# TASK DESCRIPTION
Only the pictures stay out; every record is to be quoted exactly.

# PROVIDED DATA
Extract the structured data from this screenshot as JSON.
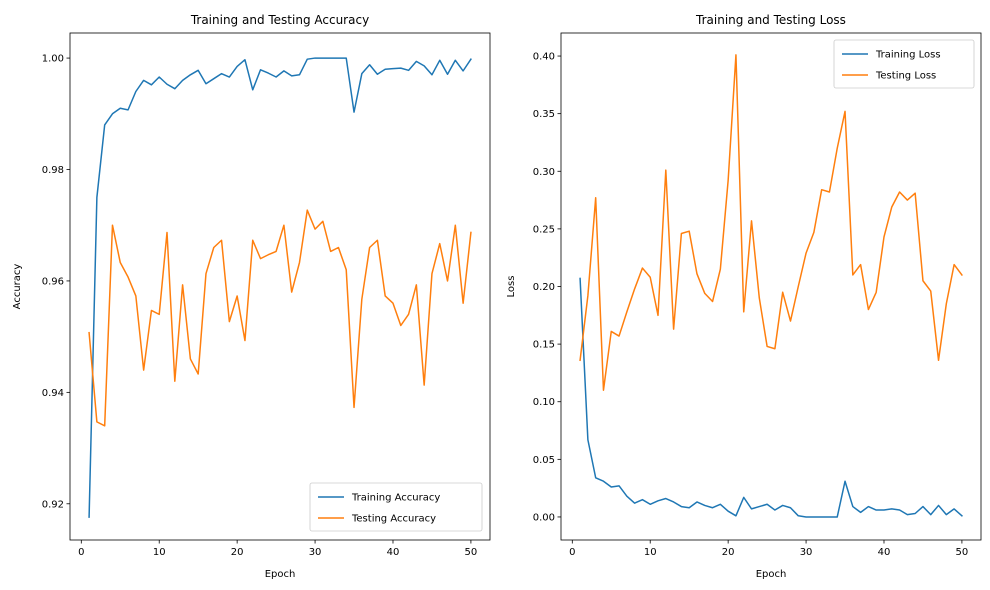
{
  "chart_data": [
    {
      "type": "line",
      "title": "Training and Testing Accuracy",
      "xlabel": "Epoch",
      "ylabel": "Accuracy",
      "xlim": [
        -1.45,
        52.45
      ],
      "ylim": [
        0.9135,
        1.0045
      ],
      "xticks": [
        0,
        10,
        20,
        30,
        40,
        50
      ],
      "yticks": [
        0.92,
        0.94,
        0.96,
        0.98,
        1.0
      ],
      "ytick_labels": [
        "0.92",
        "0.94",
        "0.96",
        "0.98",
        "1.00"
      ],
      "legend": "lower right",
      "series": [
        {
          "name": "Training Accuracy",
          "color": "#1f77b4",
          "x": [
            1,
            2,
            3,
            4,
            5,
            6,
            7,
            8,
            9,
            10,
            11,
            12,
            13,
            14,
            15,
            16,
            17,
            18,
            19,
            20,
            21,
            22,
            23,
            24,
            25,
            26,
            27,
            28,
            29,
            30,
            31,
            32,
            33,
            34,
            35,
            36,
            37,
            38,
            39,
            40,
            41,
            42,
            43,
            44,
            45,
            46,
            47,
            48,
            49,
            50
          ],
          "values": [
            0.9176,
            0.975,
            0.988,
            0.99,
            0.991,
            0.9907,
            0.994,
            0.996,
            0.9952,
            0.9966,
            0.9953,
            0.9945,
            0.996,
            0.997,
            0.9978,
            0.9954,
            0.9963,
            0.9972,
            0.9966,
            0.9985,
            0.9997,
            0.9943,
            0.9979,
            0.9973,
            0.9966,
            0.9977,
            0.9968,
            0.997,
            0.9998,
            1.0,
            1.0,
            1.0,
            1.0,
            1.0,
            0.9903,
            0.9972,
            0.9988,
            0.9971,
            0.998,
            0.9981,
            0.9982,
            0.9978,
            0.9994,
            0.9986,
            0.997,
            0.9996,
            0.9971,
            0.9996,
            0.9977,
            0.9998
          ]
        },
        {
          "name": "Testing Accuracy",
          "color": "#ff7f0e",
          "x": [
            1,
            2,
            3,
            4,
            5,
            6,
            7,
            8,
            9,
            10,
            11,
            12,
            13,
            14,
            15,
            16,
            17,
            18,
            19,
            20,
            21,
            22,
            23,
            24,
            25,
            26,
            27,
            28,
            29,
            30,
            31,
            32,
            33,
            34,
            35,
            36,
            37,
            38,
            39,
            40,
            41,
            42,
            43,
            44,
            45,
            46,
            47,
            48,
            49,
            50
          ],
          "values": [
            0.9507,
            0.9347,
            0.934,
            0.97,
            0.9633,
            0.9607,
            0.9573,
            0.944,
            0.9547,
            0.954,
            0.9687,
            0.942,
            0.9593,
            0.946,
            0.9433,
            0.9613,
            0.966,
            0.9673,
            0.9527,
            0.9573,
            0.9493,
            0.9673,
            0.964,
            0.9647,
            0.9653,
            0.97,
            0.958,
            0.9633,
            0.9727,
            0.9693,
            0.9707,
            0.9653,
            0.966,
            0.962,
            0.9373,
            0.9567,
            0.966,
            0.9673,
            0.9573,
            0.956,
            0.952,
            0.954,
            0.9593,
            0.9413,
            0.9613,
            0.9667,
            0.96,
            0.97,
            0.956,
            0.9687
          ]
        }
      ]
    },
    {
      "type": "line",
      "title": "Training and Testing Loss",
      "xlabel": "Epoch",
      "ylabel": "Loss",
      "xlim": [
        -1.45,
        52.45
      ],
      "ylim": [
        -0.02,
        0.42
      ],
      "xticks": [
        0,
        10,
        20,
        30,
        40,
        50
      ],
      "yticks": [
        0.0,
        0.05,
        0.1,
        0.15,
        0.2,
        0.25,
        0.3,
        0.35,
        0.4
      ],
      "ytick_labels": [
        "0.00",
        "0.05",
        "0.10",
        "0.15",
        "0.20",
        "0.25",
        "0.30",
        "0.35",
        "0.40"
      ],
      "legend": "upper right",
      "series": [
        {
          "name": "Training Loss",
          "color": "#1f77b4",
          "x": [
            1,
            2,
            3,
            4,
            5,
            6,
            7,
            8,
            9,
            10,
            11,
            12,
            13,
            14,
            15,
            16,
            17,
            18,
            19,
            20,
            21,
            22,
            23,
            24,
            25,
            26,
            27,
            28,
            29,
            30,
            31,
            32,
            33,
            34,
            35,
            36,
            37,
            38,
            39,
            40,
            41,
            42,
            43,
            44,
            45,
            46,
            47,
            48,
            49,
            50
          ],
          "values": [
            0.207,
            0.067,
            0.034,
            0.031,
            0.026,
            0.027,
            0.018,
            0.012,
            0.015,
            0.011,
            0.014,
            0.016,
            0.013,
            0.009,
            0.008,
            0.013,
            0.01,
            0.008,
            0.011,
            0.005,
            0.001,
            0.017,
            0.007,
            0.009,
            0.011,
            0.006,
            0.01,
            0.008,
            0.001,
            0.0,
            0.0,
            0.0,
            0.0,
            0.0,
            0.031,
            0.009,
            0.004,
            0.009,
            0.006,
            0.006,
            0.007,
            0.006,
            0.002,
            0.003,
            0.009,
            0.002,
            0.01,
            0.002,
            0.007,
            0.001
          ]
        },
        {
          "name": "Testing Loss",
          "color": "#ff7f0e",
          "x": [
            1,
            2,
            3,
            4,
            5,
            6,
            7,
            8,
            9,
            10,
            11,
            12,
            13,
            14,
            15,
            16,
            17,
            18,
            19,
            20,
            21,
            22,
            23,
            24,
            25,
            26,
            27,
            28,
            29,
            30,
            31,
            32,
            33,
            34,
            35,
            36,
            37,
            38,
            39,
            40,
            41,
            42,
            43,
            44,
            45,
            46,
            47,
            48,
            49,
            50
          ],
          "values": [
            0.136,
            0.192,
            0.277,
            0.11,
            0.161,
            0.157,
            0.178,
            0.198,
            0.216,
            0.208,
            0.175,
            0.301,
            0.163,
            0.246,
            0.248,
            0.211,
            0.194,
            0.187,
            0.215,
            0.292,
            0.401,
            0.178,
            0.257,
            0.19,
            0.148,
            0.146,
            0.195,
            0.17,
            0.2,
            0.229,
            0.247,
            0.284,
            0.282,
            0.32,
            0.352,
            0.21,
            0.219,
            0.18,
            0.195,
            0.243,
            0.269,
            0.282,
            0.275,
            0.281,
            0.205,
            0.196,
            0.136,
            0.185,
            0.219,
            0.21
          ]
        }
      ]
    }
  ]
}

# ANSWER TO THE PROBLEM
Extract the structured data from this screenshot as JSON.
{
  "chart_data": [
    {
      "type": "line",
      "title": "Training and Testing Accuracy",
      "xlabel": "Epoch",
      "ylabel": "Accuracy",
      "xlim": [
        -1.45,
        52.45
      ],
      "ylim": [
        0.9135,
        1.0045
      ],
      "xticks": [
        0,
        10,
        20,
        30,
        40,
        50
      ],
      "yticks": [
        0.92,
        0.94,
        0.96,
        0.98,
        1.0
      ],
      "ytick_labels": [
        "0.92",
        "0.94",
        "0.96",
        "0.98",
        "1.00"
      ],
      "legend": "lower right",
      "series": [
        {
          "name": "Training Accuracy",
          "color": "#1f77b4",
          "x": [
            1,
            2,
            3,
            4,
            5,
            6,
            7,
            8,
            9,
            10,
            11,
            12,
            13,
            14,
            15,
            16,
            17,
            18,
            19,
            20,
            21,
            22,
            23,
            24,
            25,
            26,
            27,
            28,
            29,
            30,
            31,
            32,
            33,
            34,
            35,
            36,
            37,
            38,
            39,
            40,
            41,
            42,
            43,
            44,
            45,
            46,
            47,
            48,
            49,
            50
          ],
          "values": [
            0.9176,
            0.975,
            0.988,
            0.99,
            0.991,
            0.9907,
            0.994,
            0.996,
            0.9952,
            0.9966,
            0.9953,
            0.9945,
            0.996,
            0.997,
            0.9978,
            0.9954,
            0.9963,
            0.9972,
            0.9966,
            0.9985,
            0.9997,
            0.9943,
            0.9979,
            0.9973,
            0.9966,
            0.9977,
            0.9968,
            0.997,
            0.9998,
            1.0,
            1.0,
            1.0,
            1.0,
            1.0,
            0.9903,
            0.9972,
            0.9988,
            0.9971,
            0.998,
            0.9981,
            0.9982,
            0.9978,
            0.9994,
            0.9986,
            0.997,
            0.9996,
            0.9971,
            0.9996,
            0.9977,
            0.9998
          ]
        },
        {
          "name": "Testing Accuracy",
          "color": "#ff7f0e",
          "x": [
            1,
            2,
            3,
            4,
            5,
            6,
            7,
            8,
            9,
            10,
            11,
            12,
            13,
            14,
            15,
            16,
            17,
            18,
            19,
            20,
            21,
            22,
            23,
            24,
            25,
            26,
            27,
            28,
            29,
            30,
            31,
            32,
            33,
            34,
            35,
            36,
            37,
            38,
            39,
            40,
            41,
            42,
            43,
            44,
            45,
            46,
            47,
            48,
            49,
            50
          ],
          "values": [
            0.9507,
            0.9347,
            0.934,
            0.97,
            0.9633,
            0.9607,
            0.9573,
            0.944,
            0.9547,
            0.954,
            0.9687,
            0.942,
            0.9593,
            0.946,
            0.9433,
            0.9613,
            0.966,
            0.9673,
            0.9527,
            0.9573,
            0.9493,
            0.9673,
            0.964,
            0.9647,
            0.9653,
            0.97,
            0.958,
            0.9633,
            0.9727,
            0.9693,
            0.9707,
            0.9653,
            0.966,
            0.962,
            0.9373,
            0.9567,
            0.966,
            0.9673,
            0.9573,
            0.956,
            0.952,
            0.954,
            0.9593,
            0.9413,
            0.9613,
            0.9667,
            0.96,
            0.97,
            0.956,
            0.9687
          ]
        }
      ]
    },
    {
      "type": "line",
      "title": "Training and Testing Loss",
      "xlabel": "Epoch",
      "ylabel": "Loss",
      "xlim": [
        -1.45,
        52.45
      ],
      "ylim": [
        -0.02,
        0.42
      ],
      "xticks": [
        0,
        10,
        20,
        30,
        40,
        50
      ],
      "yticks": [
        0.0,
        0.05,
        0.1,
        0.15,
        0.2,
        0.25,
        0.3,
        0.35,
        0.4
      ],
      "ytick_labels": [
        "0.00",
        "0.05",
        "0.10",
        "0.15",
        "0.20",
        "0.25",
        "0.30",
        "0.35",
        "0.40"
      ],
      "legend": "upper right",
      "series": [
        {
          "name": "Training Loss",
          "color": "#1f77b4",
          "x": [
            1,
            2,
            3,
            4,
            5,
            6,
            7,
            8,
            9,
            10,
            11,
            12,
            13,
            14,
            15,
            16,
            17,
            18,
            19,
            20,
            21,
            22,
            23,
            24,
            25,
            26,
            27,
            28,
            29,
            30,
            31,
            32,
            33,
            34,
            35,
            36,
            37,
            38,
            39,
            40,
            41,
            42,
            43,
            44,
            45,
            46,
            47,
            48,
            49,
            50
          ],
          "values": [
            0.207,
            0.067,
            0.034,
            0.031,
            0.026,
            0.027,
            0.018,
            0.012,
            0.015,
            0.011,
            0.014,
            0.016,
            0.013,
            0.009,
            0.008,
            0.013,
            0.01,
            0.008,
            0.011,
            0.005,
            0.001,
            0.017,
            0.007,
            0.009,
            0.011,
            0.006,
            0.01,
            0.008,
            0.001,
            0.0,
            0.0,
            0.0,
            0.0,
            0.0,
            0.031,
            0.009,
            0.004,
            0.009,
            0.006,
            0.006,
            0.007,
            0.006,
            0.002,
            0.003,
            0.009,
            0.002,
            0.01,
            0.002,
            0.007,
            0.001
          ]
        },
        {
          "name": "Testing Loss",
          "color": "#ff7f0e",
          "x": [
            1,
            2,
            3,
            4,
            5,
            6,
            7,
            8,
            9,
            10,
            11,
            12,
            13,
            14,
            15,
            16,
            17,
            18,
            19,
            20,
            21,
            22,
            23,
            24,
            25,
            26,
            27,
            28,
            29,
            30,
            31,
            32,
            33,
            34,
            35,
            36,
            37,
            38,
            39,
            40,
            41,
            42,
            43,
            44,
            45,
            46,
            47,
            48,
            49,
            50
          ],
          "values": [
            0.136,
            0.192,
            0.277,
            0.11,
            0.161,
            0.157,
            0.178,
            0.198,
            0.216,
            0.208,
            0.175,
            0.301,
            0.163,
            0.246,
            0.248,
            0.211,
            0.194,
            0.187,
            0.215,
            0.292,
            0.401,
            0.178,
            0.257,
            0.19,
            0.148,
            0.146,
            0.195,
            0.17,
            0.2,
            0.229,
            0.247,
            0.284,
            0.282,
            0.32,
            0.352,
            0.21,
            0.219,
            0.18,
            0.195,
            0.243,
            0.269,
            0.282,
            0.275,
            0.281,
            0.205,
            0.196,
            0.136,
            0.185,
            0.219,
            0.21
          ]
        }
      ]
    }
  ]
}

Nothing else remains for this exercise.